Data entries:
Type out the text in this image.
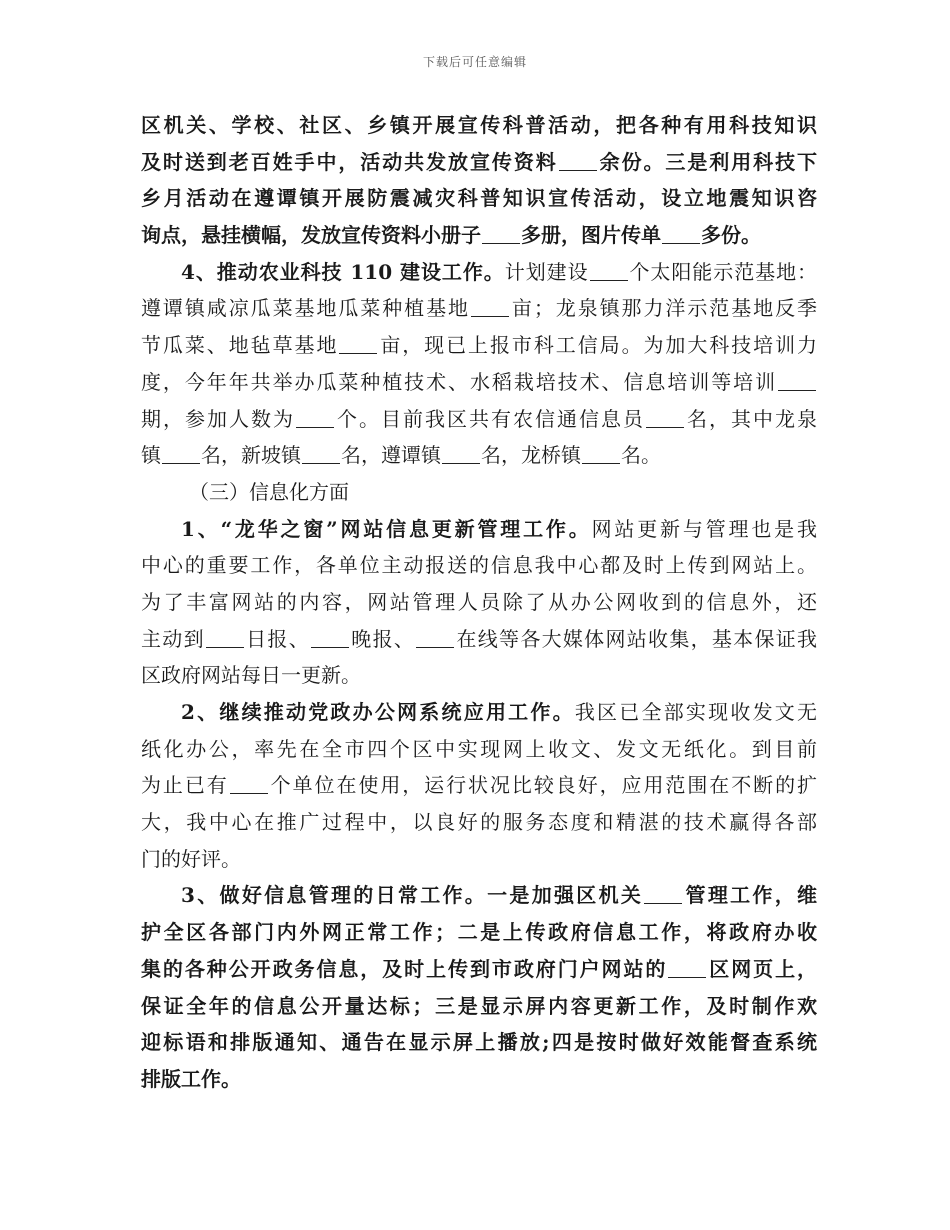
下载后可任意编辑
区机关、学校、社区、乡镇开展宣传科普活动，把各种有用科技知识
及时送到老百姓手中，活动共发放宣传资料 余份。三是利用科技下
乡月活动在遵谭镇开展防震减灾科普知识宣传活动，设立地震知识咨
询点，悬挂横幅，发放宣传资料小册子 多册，图片传单 多份。
4、推动农业科技 110 建设工作。计划建设 个太阳能示范基地：
遵谭镇咸凉瓜菜基地瓜菜种植基地 亩；龙泉镇那力洋示范基地反季
节瓜菜、地毡草基地 亩，现已上报市科工信局。为加大科技培训力
度，今年年共举办瓜菜种植技术、水稻栽培技术、信息培训等培训
期，参加人数为 个。目前我区共有农信通信息员 名，其中龙泉
镇 名，新坡镇 名，遵谭镇 名，龙桥镇 名。
（三）信息化方面
1、“龙华之窗”网站信息更新管理工作。网站更新与管理也是我
中心的重要工作，各单位主动报送的信息我中心都及时上传到网站上。
为了丰富网站的内容，网站管理人员除了从办公网收到的信息外，还
主动到 日报、 晚报、 在线等各大媒体网站收集，基本保证我
区政府网站每日一更新。
2、继续推动党政办公网系统应用工作。我区已全部实现收发文无
纸化办公，率先在全市四个区中实现网上收文、发文无纸化。到目前
为止已有 个单位在使用，运行状况比较良好，应用范围在不断的扩
大，我中心在推广过程中，以良好的服务态度和精湛的技术赢得各部
门的好评。
3、做好信息管理的日常工作。一是加强区机关 管理工作，维
护全区各部门内外网正常工作；二是上传政府信息工作，将政府办收
集的各种公开政务信息，及时上传到市政府门户网站的 区网页上，
保证全年的信息公开量达标；三是显示屏内容更新工作，及时制作欢
迎标语和排版通知、通告在显示屏上播放;四是按时做好效能督查系统
排版工作。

▶ [What is asked] Above are the records; reproduce them exactly and leave out the pictures.

▶ [Written response]
Type out the text in this image.
下载后可任意编辑
区机关、学校、社区、乡镇开展宣传科普活动，把各种有用科技知识
及时送到老百姓手中，活动共发放宣传资料 余份。三是利用科技下
乡月活动在遵谭镇开展防震减灾科普知识宣传活动，设立地震知识咨
询点，悬挂横幅，发放宣传资料小册子 多册，图片传单 多份。
4、推动农业科技 110 建设工作。计划建设 个太阳能示范基地：
遵谭镇咸凉瓜菜基地瓜菜种植基地 亩；龙泉镇那力洋示范基地反季
节瓜菜、地毡草基地 亩，现已上报市科工信局。为加大科技培训力
度，今年年共举办瓜菜种植技术、水稻栽培技术、信息培训等培训
期，参加人数为 个。目前我区共有农信通信息员 名，其中龙泉
镇 名，新坡镇 名，遵谭镇 名，龙桥镇 名。
（三）信息化方面
1、“龙华之窗”网站信息更新管理工作。网站更新与管理也是我
中心的重要工作，各单位主动报送的信息我中心都及时上传到网站上。
为了丰富网站的内容，网站管理人员除了从办公网收到的信息外，还
主动到 日报、 晚报、 在线等各大媒体网站收集，基本保证我
区政府网站每日一更新。
2、继续推动党政办公网系统应用工作。我区已全部实现收发文无
纸化办公，率先在全市四个区中实现网上收文、发文无纸化。到目前
为止已有 个单位在使用，运行状况比较良好，应用范围在不断的扩
大，我中心在推广过程中，以良好的服务态度和精湛的技术赢得各部
门的好评。
3、做好信息管理的日常工作。一是加强区机关 管理工作，维
护全区各部门内外网正常工作；二是上传政府信息工作，将政府办收
集的各种公开政务信息，及时上传到市政府门户网站的 区网页上，
保证全年的信息公开量达标；三是显示屏内容更新工作，及时制作欢
迎标语和排版通知、通告在显示屏上播放;四是按时做好效能督查系统
排版工作。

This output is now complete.